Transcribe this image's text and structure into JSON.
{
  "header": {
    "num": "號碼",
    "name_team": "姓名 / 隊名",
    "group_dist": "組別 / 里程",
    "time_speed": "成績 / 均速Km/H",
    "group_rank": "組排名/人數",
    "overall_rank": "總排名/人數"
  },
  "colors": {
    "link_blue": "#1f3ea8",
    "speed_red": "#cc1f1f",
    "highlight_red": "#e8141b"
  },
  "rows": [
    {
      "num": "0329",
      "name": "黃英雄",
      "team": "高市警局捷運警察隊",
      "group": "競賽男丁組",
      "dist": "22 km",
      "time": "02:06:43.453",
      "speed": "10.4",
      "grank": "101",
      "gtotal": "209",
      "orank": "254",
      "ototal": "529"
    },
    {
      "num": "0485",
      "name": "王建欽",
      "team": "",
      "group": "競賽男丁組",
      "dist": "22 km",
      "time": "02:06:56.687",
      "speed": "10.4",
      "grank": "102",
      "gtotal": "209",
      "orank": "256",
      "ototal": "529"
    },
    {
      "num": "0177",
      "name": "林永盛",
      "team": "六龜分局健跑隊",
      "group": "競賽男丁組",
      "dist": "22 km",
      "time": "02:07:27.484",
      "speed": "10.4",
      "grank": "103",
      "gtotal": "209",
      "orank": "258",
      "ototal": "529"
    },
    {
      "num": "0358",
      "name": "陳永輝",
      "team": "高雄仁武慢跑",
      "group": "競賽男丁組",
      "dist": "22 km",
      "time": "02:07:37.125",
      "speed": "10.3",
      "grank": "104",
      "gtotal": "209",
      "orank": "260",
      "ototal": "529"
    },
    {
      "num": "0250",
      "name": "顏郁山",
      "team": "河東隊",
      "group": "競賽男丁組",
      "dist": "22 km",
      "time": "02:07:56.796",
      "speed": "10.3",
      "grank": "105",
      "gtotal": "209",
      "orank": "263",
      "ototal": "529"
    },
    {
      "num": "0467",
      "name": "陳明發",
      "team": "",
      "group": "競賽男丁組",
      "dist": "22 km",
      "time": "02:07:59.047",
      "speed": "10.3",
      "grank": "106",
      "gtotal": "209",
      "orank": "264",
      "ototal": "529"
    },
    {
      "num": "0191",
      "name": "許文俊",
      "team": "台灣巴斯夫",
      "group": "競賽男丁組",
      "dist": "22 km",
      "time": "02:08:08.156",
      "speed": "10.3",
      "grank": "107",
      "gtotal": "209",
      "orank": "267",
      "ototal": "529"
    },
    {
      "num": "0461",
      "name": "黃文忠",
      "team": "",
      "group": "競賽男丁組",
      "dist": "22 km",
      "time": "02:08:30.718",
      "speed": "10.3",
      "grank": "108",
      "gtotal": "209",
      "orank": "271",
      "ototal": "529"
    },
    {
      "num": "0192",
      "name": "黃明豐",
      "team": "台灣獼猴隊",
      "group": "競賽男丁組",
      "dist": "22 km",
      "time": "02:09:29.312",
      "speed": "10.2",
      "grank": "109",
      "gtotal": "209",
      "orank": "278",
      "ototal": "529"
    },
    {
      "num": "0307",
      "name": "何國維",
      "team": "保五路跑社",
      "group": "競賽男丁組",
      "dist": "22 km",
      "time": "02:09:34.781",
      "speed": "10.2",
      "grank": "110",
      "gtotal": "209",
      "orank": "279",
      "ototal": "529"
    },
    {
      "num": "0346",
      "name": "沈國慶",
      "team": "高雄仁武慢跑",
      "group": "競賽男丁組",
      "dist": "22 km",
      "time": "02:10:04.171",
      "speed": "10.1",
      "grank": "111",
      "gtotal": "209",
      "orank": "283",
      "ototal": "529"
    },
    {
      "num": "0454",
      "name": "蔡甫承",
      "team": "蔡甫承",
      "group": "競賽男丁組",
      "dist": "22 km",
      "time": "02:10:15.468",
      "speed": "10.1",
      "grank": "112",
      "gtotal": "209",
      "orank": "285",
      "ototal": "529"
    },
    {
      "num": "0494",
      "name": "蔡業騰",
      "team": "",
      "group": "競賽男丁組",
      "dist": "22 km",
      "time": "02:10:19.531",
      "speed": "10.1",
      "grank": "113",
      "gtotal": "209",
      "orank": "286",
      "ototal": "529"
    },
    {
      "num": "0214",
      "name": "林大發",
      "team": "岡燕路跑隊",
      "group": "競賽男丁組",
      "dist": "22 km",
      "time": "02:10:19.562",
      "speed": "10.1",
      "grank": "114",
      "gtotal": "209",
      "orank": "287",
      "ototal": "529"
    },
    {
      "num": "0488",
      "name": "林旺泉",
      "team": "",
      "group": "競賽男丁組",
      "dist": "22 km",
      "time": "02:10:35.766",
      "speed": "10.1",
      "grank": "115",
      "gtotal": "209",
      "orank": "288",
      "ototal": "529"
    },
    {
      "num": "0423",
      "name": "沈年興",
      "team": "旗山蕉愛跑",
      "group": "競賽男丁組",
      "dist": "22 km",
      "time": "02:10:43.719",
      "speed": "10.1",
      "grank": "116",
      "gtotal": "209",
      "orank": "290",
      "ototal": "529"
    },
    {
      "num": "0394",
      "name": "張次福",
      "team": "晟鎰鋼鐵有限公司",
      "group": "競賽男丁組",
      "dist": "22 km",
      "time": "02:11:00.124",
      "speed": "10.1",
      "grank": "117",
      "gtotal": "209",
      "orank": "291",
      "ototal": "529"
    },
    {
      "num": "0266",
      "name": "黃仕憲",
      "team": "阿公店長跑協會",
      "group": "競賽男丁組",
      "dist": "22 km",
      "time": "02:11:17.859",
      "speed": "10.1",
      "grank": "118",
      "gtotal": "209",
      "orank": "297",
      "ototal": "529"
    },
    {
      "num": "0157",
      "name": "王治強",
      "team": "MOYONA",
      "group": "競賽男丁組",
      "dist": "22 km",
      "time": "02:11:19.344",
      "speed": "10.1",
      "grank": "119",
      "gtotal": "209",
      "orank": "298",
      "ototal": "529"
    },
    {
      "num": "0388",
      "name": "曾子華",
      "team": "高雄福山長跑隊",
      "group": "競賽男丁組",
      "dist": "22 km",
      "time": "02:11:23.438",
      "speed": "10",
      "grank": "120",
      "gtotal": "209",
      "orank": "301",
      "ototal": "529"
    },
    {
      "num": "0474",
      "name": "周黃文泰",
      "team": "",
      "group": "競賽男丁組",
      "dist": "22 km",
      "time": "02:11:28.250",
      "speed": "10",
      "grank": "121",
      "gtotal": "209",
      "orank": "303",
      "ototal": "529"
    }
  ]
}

YOUR OBJECTIVE:
Reproduce all data above, unchanged.

ANSWER FOR THIS EXERCISE:
Transcribe this image's text and structure into JSON.
{
  "header": {
    "num": "號碼",
    "name_team": "姓名 / 隊名",
    "group_dist": "組別 / 里程",
    "time_speed": "成績 / 均速Km/H",
    "group_rank": "組排名/人數",
    "overall_rank": "總排名/人數"
  },
  "colors": {
    "link_blue": "#1f3ea8",
    "speed_red": "#cc1f1f",
    "highlight_red": "#e8141b"
  },
  "rows": [
    {
      "num": "0329",
      "name": "黃英雄",
      "team": "高市警局捷運警察隊",
      "group": "競賽男丁組",
      "dist": "22 km",
      "time": "02:06:43.453",
      "speed": "10.4",
      "grank": "101",
      "gtotal": "209",
      "orank": "254",
      "ototal": "529"
    },
    {
      "num": "0485",
      "name": "王建欽",
      "team": "",
      "group": "競賽男丁組",
      "dist": "22 km",
      "time": "02:06:56.687",
      "speed": "10.4",
      "grank": "102",
      "gtotal": "209",
      "orank": "256",
      "ototal": "529"
    },
    {
      "num": "0177",
      "name": "林永盛",
      "team": "六龜分局健跑隊",
      "group": "競賽男丁組",
      "dist": "22 km",
      "time": "02:07:27.484",
      "speed": "10.4",
      "grank": "103",
      "gtotal": "209",
      "orank": "258",
      "ototal": "529"
    },
    {
      "num": "0358",
      "name": "陳永輝",
      "team": "高雄仁武慢跑",
      "group": "競賽男丁組",
      "dist": "22 km",
      "time": "02:07:37.125",
      "speed": "10.3",
      "grank": "104",
      "gtotal": "209",
      "orank": "260",
      "ototal": "529"
    },
    {
      "num": "0250",
      "name": "顏郁山",
      "team": "河東隊",
      "group": "競賽男丁組",
      "dist": "22 km",
      "time": "02:07:56.796",
      "speed": "10.3",
      "grank": "105",
      "gtotal": "209",
      "orank": "263",
      "ototal": "529"
    },
    {
      "num": "0467",
      "name": "陳明發",
      "team": "",
      "group": "競賽男丁組",
      "dist": "22 km",
      "time": "02:07:59.047",
      "speed": "10.3",
      "grank": "106",
      "gtotal": "209",
      "orank": "264",
      "ototal": "529"
    },
    {
      "num": "0191",
      "name": "許文俊",
      "team": "台灣巴斯夫",
      "group": "競賽男丁組",
      "dist": "22 km",
      "time": "02:08:08.156",
      "speed": "10.3",
      "grank": "107",
      "gtotal": "209",
      "orank": "267",
      "ototal": "529"
    },
    {
      "num": "0461",
      "name": "黃文忠",
      "team": "",
      "group": "競賽男丁組",
      "dist": "22 km",
      "time": "02:08:30.718",
      "speed": "10.3",
      "grank": "108",
      "gtotal": "209",
      "orank": "271",
      "ototal": "529"
    },
    {
      "num": "0192",
      "name": "黃明豐",
      "team": "台灣獼猴隊",
      "group": "競賽男丁組",
      "dist": "22 km",
      "time": "02:09:29.312",
      "speed": "10.2",
      "grank": "109",
      "gtotal": "209",
      "orank": "278",
      "ototal": "529"
    },
    {
      "num": "0307",
      "name": "何國維",
      "team": "保五路跑社",
      "group": "競賽男丁組",
      "dist": "22 km",
      "time": "02:09:34.781",
      "speed": "10.2",
      "grank": "110",
      "gtotal": "209",
      "orank": "279",
      "ototal": "529"
    },
    {
      "num": "0346",
      "name": "沈國慶",
      "team": "高雄仁武慢跑",
      "group": "競賽男丁組",
      "dist": "22 km",
      "time": "02:10:04.171",
      "speed": "10.1",
      "grank": "111",
      "gtotal": "209",
      "orank": "283",
      "ototal": "529"
    },
    {
      "num": "0454",
      "name": "蔡甫承",
      "team": "蔡甫承",
      "group": "競賽男丁組",
      "dist": "22 km",
      "time": "02:10:15.468",
      "speed": "10.1",
      "grank": "112",
      "gtotal": "209",
      "orank": "285",
      "ototal": "529"
    },
    {
      "num": "0494",
      "name": "蔡業騰",
      "team": "",
      "group": "競賽男丁組",
      "dist": "22 km",
      "time": "02:10:19.531",
      "speed": "10.1",
      "grank": "113",
      "gtotal": "209",
      "orank": "286",
      "ototal": "529"
    },
    {
      "num": "0214",
      "name": "林大發",
      "team": "岡燕路跑隊",
      "group": "競賽男丁組",
      "dist": "22 km",
      "time": "02:10:19.562",
      "speed": "10.1",
      "grank": "114",
      "gtotal": "209",
      "orank": "287",
      "ototal": "529"
    },
    {
      "num": "0488",
      "name": "林旺泉",
      "team": "",
      "group": "競賽男丁組",
      "dist": "22 km",
      "time": "02:10:35.766",
      "speed": "10.1",
      "grank": "115",
      "gtotal": "209",
      "orank": "288",
      "ototal": "529"
    },
    {
      "num": "0423",
      "name": "沈年興",
      "team": "旗山蕉愛跑",
      "group": "競賽男丁組",
      "dist": "22 km",
      "time": "02:10:43.719",
      "speed": "10.1",
      "grank": "116",
      "gtotal": "209",
      "orank": "290",
      "ototal": "529"
    },
    {
      "num": "0394",
      "name": "張次福",
      "team": "晟鎰鋼鐵有限公司",
      "group": "競賽男丁組",
      "dist": "22 km",
      "time": "02:11:00.124",
      "speed": "10.1",
      "grank": "117",
      "gtotal": "209",
      "orank": "291",
      "ototal": "529"
    },
    {
      "num": "0266",
      "name": "黃仕憲",
      "team": "阿公店長跑協會",
      "group": "競賽男丁組",
      "dist": "22 km",
      "time": "02:11:17.859",
      "speed": "10.1",
      "grank": "118",
      "gtotal": "209",
      "orank": "297",
      "ototal": "529"
    },
    {
      "num": "0157",
      "name": "王治強",
      "team": "MOYONA",
      "group": "競賽男丁組",
      "dist": "22 km",
      "time": "02:11:19.344",
      "speed": "10.1",
      "grank": "119",
      "gtotal": "209",
      "orank": "298",
      "ototal": "529"
    },
    {
      "num": "0388",
      "name": "曾子華",
      "team": "高雄福山長跑隊",
      "group": "競賽男丁組",
      "dist": "22 km",
      "time": "02:11:23.438",
      "speed": "10",
      "grank": "120",
      "gtotal": "209",
      "orank": "301",
      "ototal": "529"
    },
    {
      "num": "0474",
      "name": "周黃文泰",
      "team": "",
      "group": "競賽男丁組",
      "dist": "22 km",
      "time": "02:11:28.250",
      "speed": "10",
      "grank": "121",
      "gtotal": "209",
      "orank": "303",
      "ototal": "529"
    }
  ]
}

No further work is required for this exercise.